Exercise materials
----------------

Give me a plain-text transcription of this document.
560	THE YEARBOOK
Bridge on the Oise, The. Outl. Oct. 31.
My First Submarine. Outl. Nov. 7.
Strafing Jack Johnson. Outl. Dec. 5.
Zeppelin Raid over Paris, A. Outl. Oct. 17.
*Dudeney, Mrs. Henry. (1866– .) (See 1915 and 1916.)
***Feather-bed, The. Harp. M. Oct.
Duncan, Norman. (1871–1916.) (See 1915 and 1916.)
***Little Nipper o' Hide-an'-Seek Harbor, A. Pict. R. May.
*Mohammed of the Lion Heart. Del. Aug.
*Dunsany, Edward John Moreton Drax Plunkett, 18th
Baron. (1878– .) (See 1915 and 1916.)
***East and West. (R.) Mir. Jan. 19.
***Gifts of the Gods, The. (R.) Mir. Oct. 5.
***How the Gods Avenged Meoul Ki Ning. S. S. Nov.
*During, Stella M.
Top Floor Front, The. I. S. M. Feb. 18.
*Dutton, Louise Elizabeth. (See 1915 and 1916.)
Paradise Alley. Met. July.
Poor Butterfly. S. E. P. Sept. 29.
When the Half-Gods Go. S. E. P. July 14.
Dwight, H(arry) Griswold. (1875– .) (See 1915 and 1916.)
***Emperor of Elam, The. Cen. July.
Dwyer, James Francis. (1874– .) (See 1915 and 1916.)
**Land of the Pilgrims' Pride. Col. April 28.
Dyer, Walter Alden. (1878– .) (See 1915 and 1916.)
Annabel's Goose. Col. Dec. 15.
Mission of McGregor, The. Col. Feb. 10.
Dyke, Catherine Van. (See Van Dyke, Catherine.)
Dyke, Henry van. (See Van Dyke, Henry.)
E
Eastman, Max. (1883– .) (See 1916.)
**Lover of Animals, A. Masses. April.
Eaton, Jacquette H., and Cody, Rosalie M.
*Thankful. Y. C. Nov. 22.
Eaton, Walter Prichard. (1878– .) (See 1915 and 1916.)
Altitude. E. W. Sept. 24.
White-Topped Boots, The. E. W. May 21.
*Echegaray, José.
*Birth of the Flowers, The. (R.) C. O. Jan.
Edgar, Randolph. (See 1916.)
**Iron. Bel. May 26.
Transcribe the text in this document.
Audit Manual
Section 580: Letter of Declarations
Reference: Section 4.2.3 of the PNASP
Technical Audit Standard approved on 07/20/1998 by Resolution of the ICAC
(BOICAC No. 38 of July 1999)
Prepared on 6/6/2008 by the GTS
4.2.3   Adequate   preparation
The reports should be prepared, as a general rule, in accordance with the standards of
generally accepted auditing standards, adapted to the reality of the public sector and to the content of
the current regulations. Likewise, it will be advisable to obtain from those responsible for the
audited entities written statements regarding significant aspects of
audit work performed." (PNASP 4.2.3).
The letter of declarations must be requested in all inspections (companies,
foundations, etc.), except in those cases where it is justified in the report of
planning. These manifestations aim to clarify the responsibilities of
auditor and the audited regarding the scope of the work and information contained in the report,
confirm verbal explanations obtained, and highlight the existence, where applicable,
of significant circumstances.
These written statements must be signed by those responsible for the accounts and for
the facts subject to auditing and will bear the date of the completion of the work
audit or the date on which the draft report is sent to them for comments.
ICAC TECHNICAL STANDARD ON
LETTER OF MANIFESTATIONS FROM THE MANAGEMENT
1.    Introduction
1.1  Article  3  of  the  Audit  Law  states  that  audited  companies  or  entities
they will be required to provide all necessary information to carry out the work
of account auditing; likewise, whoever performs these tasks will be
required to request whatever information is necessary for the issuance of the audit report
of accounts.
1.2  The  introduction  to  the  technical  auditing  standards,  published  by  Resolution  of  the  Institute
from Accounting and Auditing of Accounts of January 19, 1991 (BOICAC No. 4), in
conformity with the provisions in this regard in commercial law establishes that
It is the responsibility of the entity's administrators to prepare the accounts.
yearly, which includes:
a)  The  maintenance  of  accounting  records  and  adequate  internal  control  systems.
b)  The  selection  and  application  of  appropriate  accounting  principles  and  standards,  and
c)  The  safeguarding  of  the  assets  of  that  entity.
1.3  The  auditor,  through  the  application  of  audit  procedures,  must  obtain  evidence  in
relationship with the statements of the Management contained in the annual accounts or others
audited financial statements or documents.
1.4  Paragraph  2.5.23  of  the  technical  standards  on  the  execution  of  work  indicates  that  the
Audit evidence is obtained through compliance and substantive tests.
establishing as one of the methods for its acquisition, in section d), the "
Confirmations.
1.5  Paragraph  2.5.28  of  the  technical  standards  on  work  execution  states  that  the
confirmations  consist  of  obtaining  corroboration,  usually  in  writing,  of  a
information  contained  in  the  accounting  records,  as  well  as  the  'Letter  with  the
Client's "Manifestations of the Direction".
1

----------------

Given exercise
What is the number of lines that hold the string "states"? Reply with that number alone.

Solved exercise
2